#### [Exercise directions]
Below are the records; locate each line with the word "ylabel" and copy it.

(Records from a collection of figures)
╔══

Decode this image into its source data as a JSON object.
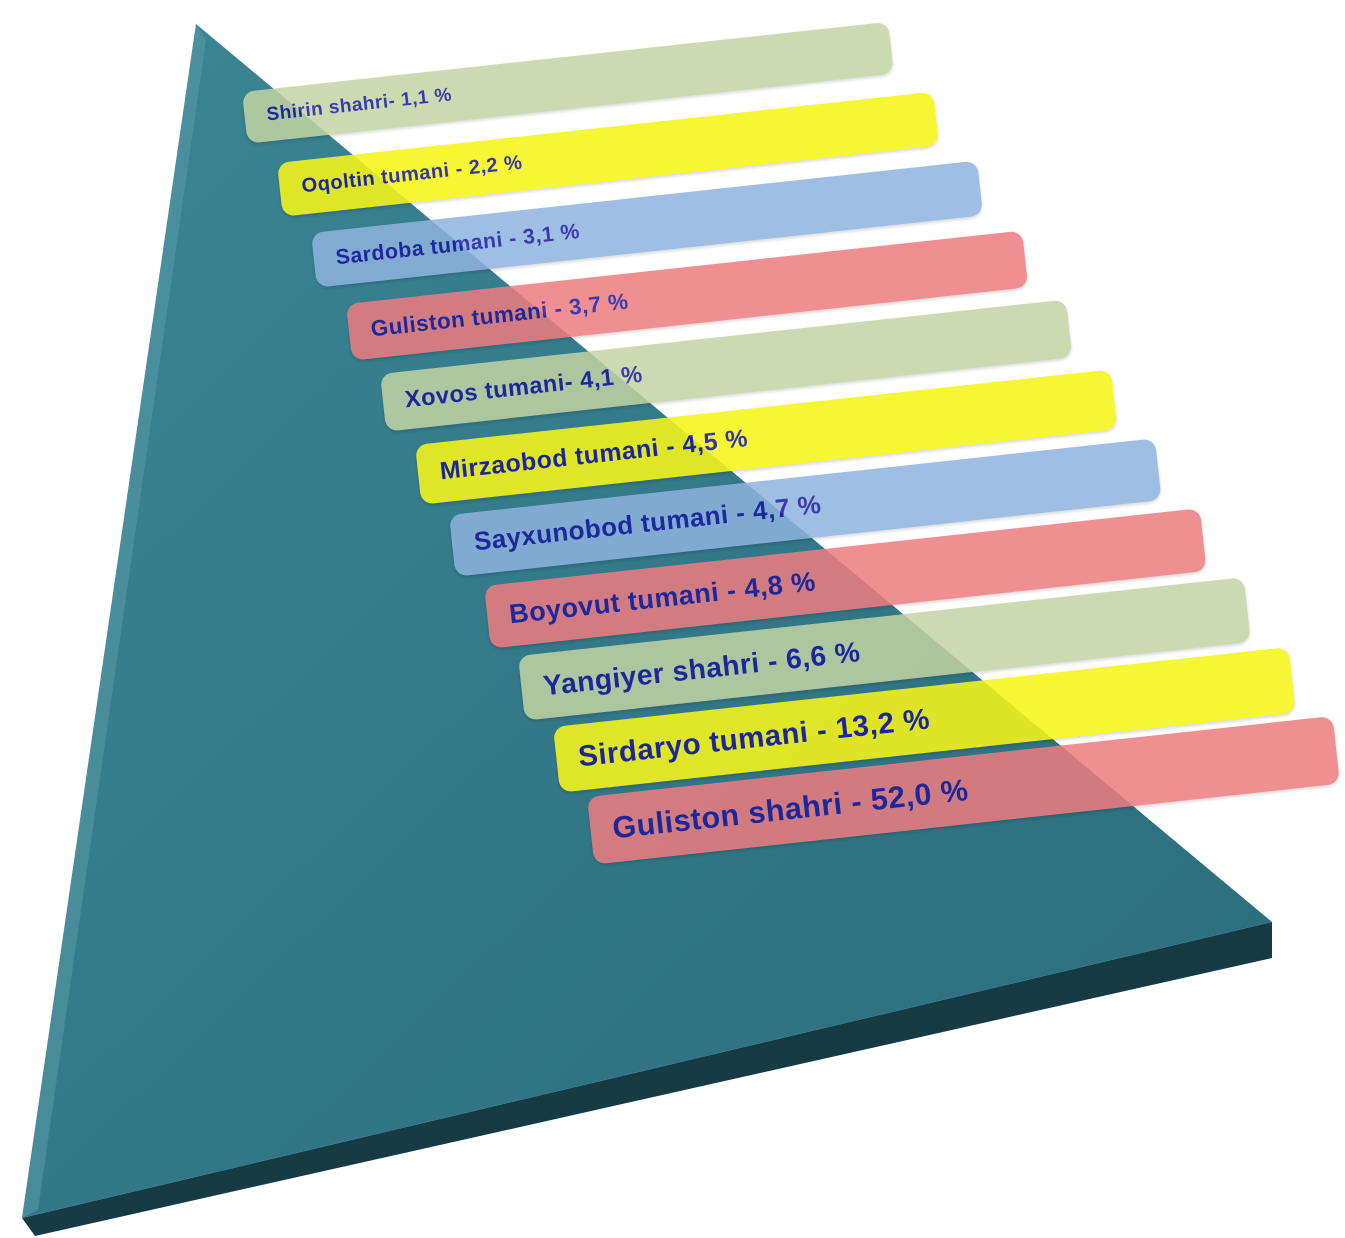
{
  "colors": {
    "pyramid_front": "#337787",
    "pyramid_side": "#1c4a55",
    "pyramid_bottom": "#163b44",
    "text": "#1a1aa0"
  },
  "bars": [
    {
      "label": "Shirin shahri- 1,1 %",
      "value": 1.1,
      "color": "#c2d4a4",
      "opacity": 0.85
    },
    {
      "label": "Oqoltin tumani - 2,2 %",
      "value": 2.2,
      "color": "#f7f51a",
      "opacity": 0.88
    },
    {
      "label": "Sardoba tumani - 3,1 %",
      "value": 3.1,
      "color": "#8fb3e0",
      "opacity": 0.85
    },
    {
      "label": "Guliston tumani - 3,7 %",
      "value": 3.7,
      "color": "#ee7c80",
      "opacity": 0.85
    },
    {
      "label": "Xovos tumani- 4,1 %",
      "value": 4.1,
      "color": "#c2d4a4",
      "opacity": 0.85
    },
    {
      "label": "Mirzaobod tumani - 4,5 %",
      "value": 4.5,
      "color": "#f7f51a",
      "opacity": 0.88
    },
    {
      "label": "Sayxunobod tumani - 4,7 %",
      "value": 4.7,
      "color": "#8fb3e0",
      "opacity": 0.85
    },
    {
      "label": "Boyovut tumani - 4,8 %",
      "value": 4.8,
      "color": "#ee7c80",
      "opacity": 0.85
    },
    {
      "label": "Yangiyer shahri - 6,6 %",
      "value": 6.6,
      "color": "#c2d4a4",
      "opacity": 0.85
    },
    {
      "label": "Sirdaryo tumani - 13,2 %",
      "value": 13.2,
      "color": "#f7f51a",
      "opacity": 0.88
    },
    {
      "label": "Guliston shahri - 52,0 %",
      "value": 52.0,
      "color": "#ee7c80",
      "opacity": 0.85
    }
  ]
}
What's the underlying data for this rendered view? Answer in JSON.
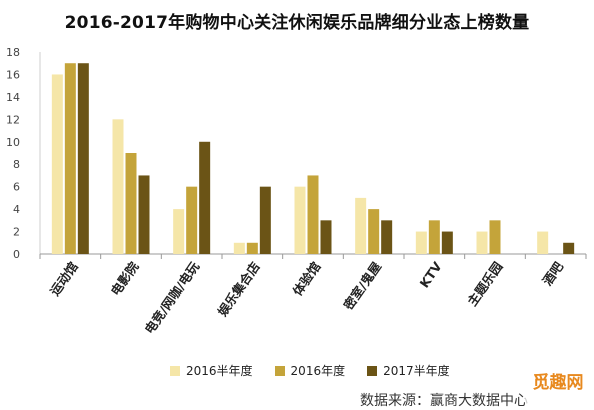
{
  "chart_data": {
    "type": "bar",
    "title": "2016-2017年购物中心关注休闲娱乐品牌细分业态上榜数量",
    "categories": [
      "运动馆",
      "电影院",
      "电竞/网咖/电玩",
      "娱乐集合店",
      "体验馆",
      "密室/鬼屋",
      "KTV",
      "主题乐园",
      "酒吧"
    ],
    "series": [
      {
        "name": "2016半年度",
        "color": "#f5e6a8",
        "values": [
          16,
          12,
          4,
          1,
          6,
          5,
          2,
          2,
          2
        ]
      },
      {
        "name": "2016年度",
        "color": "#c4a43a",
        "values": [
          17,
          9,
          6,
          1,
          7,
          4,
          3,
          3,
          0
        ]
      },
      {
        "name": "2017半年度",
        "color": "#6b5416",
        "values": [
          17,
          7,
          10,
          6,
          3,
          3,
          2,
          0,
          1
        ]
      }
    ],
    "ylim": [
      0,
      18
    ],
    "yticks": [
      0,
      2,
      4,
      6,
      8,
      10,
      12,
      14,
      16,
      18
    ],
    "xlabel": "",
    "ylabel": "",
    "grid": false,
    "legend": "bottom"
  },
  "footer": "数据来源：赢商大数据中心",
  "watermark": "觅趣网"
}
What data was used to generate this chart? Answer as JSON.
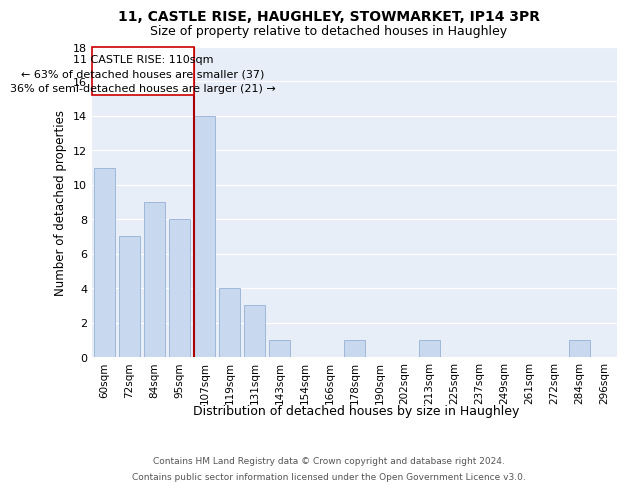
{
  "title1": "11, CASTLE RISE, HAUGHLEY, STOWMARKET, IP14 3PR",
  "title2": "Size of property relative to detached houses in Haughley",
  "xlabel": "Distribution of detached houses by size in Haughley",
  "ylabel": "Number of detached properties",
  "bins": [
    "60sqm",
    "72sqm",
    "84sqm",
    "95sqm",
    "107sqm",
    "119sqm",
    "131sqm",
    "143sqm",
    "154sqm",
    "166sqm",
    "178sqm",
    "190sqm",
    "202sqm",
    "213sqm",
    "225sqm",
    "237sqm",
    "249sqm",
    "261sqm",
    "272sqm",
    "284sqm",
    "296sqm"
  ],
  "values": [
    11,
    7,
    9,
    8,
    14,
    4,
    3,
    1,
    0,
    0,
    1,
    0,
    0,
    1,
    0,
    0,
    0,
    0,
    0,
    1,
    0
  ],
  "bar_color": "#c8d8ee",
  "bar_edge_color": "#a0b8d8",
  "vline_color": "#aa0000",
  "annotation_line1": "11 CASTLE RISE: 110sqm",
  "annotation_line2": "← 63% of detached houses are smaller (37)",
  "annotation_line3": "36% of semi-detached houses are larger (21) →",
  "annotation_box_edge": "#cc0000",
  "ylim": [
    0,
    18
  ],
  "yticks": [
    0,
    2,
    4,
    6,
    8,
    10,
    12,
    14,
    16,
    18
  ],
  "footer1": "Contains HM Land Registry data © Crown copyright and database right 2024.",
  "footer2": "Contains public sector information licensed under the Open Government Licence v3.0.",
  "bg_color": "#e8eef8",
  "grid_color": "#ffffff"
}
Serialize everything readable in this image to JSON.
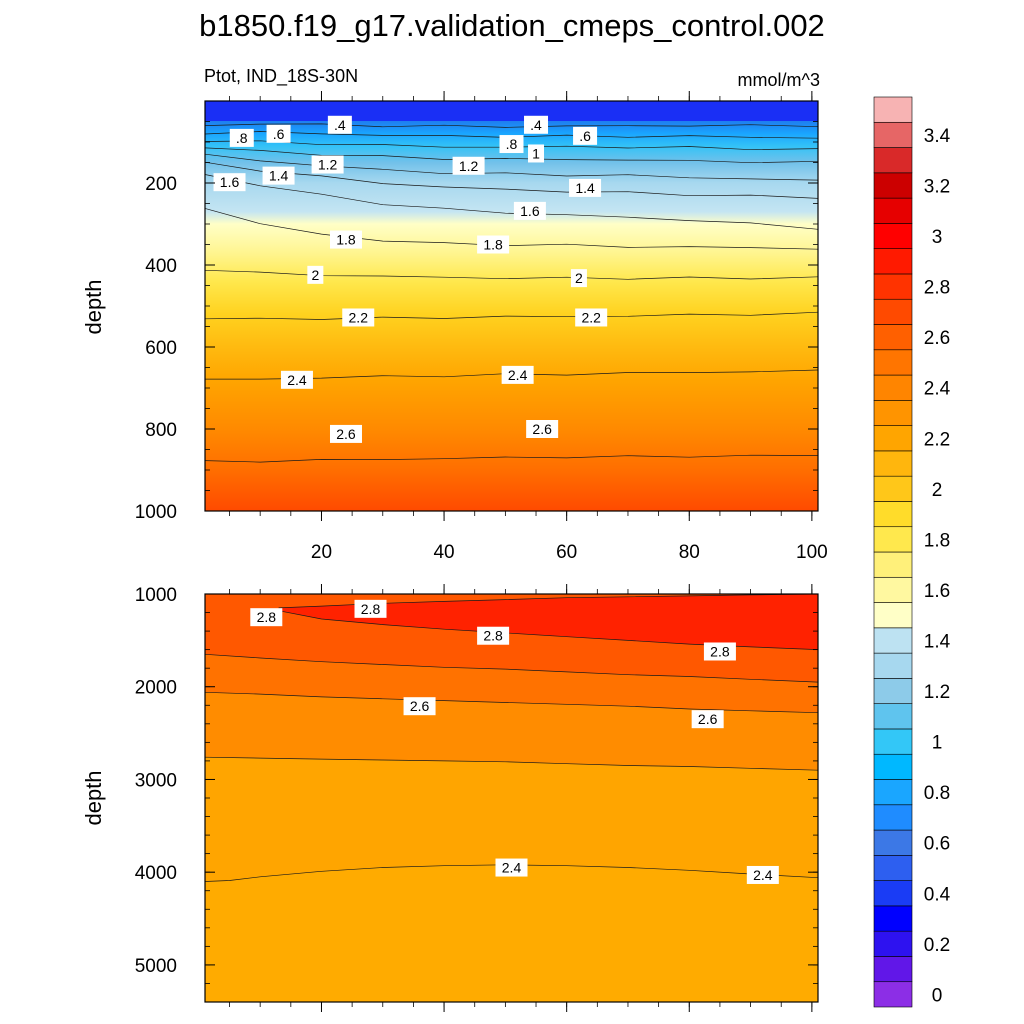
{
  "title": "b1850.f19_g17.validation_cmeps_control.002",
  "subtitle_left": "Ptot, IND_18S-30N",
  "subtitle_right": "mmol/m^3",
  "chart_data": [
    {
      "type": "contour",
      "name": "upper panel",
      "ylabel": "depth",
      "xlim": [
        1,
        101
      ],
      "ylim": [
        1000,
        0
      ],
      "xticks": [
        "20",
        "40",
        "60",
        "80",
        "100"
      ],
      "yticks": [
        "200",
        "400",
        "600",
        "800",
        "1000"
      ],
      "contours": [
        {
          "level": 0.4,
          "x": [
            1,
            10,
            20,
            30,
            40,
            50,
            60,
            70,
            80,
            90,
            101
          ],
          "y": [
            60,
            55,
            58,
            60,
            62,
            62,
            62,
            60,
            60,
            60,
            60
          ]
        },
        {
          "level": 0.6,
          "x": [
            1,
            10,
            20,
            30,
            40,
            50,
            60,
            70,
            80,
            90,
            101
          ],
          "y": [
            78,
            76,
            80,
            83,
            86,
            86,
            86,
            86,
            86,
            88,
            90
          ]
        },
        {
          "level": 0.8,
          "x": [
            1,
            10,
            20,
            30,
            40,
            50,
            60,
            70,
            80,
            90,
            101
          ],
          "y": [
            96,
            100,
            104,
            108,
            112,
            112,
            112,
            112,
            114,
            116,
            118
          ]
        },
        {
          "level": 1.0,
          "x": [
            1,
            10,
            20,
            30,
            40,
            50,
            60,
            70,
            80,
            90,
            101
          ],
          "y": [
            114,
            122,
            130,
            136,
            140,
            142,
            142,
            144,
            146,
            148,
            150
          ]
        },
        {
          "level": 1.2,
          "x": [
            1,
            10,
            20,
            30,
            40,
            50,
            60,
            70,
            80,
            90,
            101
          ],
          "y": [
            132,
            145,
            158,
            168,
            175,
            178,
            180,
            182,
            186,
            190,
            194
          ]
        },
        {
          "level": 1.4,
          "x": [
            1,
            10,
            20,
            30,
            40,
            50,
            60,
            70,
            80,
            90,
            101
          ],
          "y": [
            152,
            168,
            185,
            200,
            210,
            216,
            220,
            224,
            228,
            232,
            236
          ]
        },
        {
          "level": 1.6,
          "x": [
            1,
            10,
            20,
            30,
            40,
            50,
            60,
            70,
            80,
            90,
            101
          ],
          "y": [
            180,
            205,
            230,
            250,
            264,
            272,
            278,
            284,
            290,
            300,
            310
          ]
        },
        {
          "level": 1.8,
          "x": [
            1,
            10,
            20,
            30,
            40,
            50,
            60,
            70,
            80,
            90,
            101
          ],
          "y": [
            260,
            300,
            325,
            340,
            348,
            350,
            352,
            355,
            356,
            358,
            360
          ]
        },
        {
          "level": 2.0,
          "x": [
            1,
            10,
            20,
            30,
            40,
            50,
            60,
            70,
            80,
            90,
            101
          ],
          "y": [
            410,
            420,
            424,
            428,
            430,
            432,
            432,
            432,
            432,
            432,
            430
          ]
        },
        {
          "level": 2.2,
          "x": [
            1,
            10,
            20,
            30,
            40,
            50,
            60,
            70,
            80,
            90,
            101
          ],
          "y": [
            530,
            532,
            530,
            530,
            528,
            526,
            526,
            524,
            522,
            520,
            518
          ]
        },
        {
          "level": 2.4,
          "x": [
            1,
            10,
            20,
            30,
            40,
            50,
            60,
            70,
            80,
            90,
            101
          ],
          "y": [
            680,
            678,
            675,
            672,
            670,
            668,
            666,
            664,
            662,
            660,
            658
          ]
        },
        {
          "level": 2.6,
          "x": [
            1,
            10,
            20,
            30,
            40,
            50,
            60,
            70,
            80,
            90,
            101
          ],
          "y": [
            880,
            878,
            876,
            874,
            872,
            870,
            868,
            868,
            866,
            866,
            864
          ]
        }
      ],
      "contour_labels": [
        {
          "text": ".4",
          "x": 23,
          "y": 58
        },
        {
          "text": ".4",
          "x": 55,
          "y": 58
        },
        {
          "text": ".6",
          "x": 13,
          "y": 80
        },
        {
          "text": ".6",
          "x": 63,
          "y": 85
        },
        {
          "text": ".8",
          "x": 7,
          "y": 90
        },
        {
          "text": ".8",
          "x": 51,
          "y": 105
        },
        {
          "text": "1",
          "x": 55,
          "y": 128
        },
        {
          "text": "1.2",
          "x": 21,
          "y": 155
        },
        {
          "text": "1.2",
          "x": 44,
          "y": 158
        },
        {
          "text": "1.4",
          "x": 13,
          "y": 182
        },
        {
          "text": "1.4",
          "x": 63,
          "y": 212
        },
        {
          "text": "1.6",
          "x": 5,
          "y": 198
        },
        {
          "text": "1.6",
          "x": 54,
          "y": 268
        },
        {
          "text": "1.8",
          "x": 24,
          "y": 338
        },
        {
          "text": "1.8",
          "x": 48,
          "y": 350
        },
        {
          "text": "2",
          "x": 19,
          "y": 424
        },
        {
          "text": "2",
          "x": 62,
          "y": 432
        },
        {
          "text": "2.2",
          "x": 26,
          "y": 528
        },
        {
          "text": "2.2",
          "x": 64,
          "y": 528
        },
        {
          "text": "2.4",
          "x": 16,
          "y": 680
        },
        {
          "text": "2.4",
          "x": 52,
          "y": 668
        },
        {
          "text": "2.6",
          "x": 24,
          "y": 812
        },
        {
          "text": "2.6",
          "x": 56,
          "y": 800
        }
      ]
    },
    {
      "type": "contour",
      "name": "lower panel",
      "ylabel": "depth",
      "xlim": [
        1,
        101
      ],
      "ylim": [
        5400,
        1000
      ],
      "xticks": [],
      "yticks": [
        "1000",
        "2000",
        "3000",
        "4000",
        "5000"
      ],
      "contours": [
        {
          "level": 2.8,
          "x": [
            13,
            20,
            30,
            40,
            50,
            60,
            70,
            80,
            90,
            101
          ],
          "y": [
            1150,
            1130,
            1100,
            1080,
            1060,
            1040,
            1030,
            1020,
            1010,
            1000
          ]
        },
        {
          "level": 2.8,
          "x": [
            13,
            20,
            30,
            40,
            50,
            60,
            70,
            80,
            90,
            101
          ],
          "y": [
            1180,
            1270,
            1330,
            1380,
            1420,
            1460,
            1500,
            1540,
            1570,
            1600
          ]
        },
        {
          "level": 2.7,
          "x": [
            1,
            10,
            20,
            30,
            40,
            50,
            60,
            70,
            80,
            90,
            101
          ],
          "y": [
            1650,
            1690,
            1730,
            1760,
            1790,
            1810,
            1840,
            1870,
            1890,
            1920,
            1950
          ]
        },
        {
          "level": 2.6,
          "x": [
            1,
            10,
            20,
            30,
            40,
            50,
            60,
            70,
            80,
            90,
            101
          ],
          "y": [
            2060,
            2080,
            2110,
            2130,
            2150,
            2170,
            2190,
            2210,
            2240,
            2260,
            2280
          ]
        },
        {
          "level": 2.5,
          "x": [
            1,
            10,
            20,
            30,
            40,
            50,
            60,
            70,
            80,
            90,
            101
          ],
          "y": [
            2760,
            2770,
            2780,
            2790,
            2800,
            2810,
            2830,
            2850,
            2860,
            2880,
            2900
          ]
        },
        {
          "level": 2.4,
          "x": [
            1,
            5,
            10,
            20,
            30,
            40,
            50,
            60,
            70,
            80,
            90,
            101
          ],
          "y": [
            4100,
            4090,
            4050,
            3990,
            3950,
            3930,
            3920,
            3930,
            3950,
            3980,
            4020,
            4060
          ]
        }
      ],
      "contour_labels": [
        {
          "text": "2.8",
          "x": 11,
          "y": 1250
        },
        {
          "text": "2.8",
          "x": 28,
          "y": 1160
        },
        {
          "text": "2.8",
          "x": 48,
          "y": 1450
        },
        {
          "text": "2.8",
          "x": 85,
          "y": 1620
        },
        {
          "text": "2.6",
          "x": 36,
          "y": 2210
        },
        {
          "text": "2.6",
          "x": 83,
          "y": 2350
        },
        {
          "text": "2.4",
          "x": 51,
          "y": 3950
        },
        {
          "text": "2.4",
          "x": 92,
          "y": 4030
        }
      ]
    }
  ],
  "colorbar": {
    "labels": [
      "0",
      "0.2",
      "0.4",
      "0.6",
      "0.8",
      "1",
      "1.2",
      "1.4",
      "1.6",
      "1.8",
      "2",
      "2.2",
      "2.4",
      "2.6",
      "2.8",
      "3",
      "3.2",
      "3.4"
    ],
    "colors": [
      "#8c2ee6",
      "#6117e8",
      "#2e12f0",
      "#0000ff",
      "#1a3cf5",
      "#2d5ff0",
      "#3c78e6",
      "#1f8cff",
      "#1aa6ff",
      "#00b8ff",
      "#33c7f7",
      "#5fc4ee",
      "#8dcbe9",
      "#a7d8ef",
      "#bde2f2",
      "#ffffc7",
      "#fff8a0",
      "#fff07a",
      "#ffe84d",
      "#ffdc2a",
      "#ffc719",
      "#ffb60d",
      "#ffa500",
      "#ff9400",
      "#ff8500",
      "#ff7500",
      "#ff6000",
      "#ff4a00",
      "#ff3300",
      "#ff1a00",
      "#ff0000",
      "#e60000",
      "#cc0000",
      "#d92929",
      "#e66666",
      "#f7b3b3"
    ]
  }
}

╚══

#### [Written response]
    "ylabel": "",
  "ylabel": "Number of detached properties",
      "ylabel": "depth",
      "ylabel": "depth",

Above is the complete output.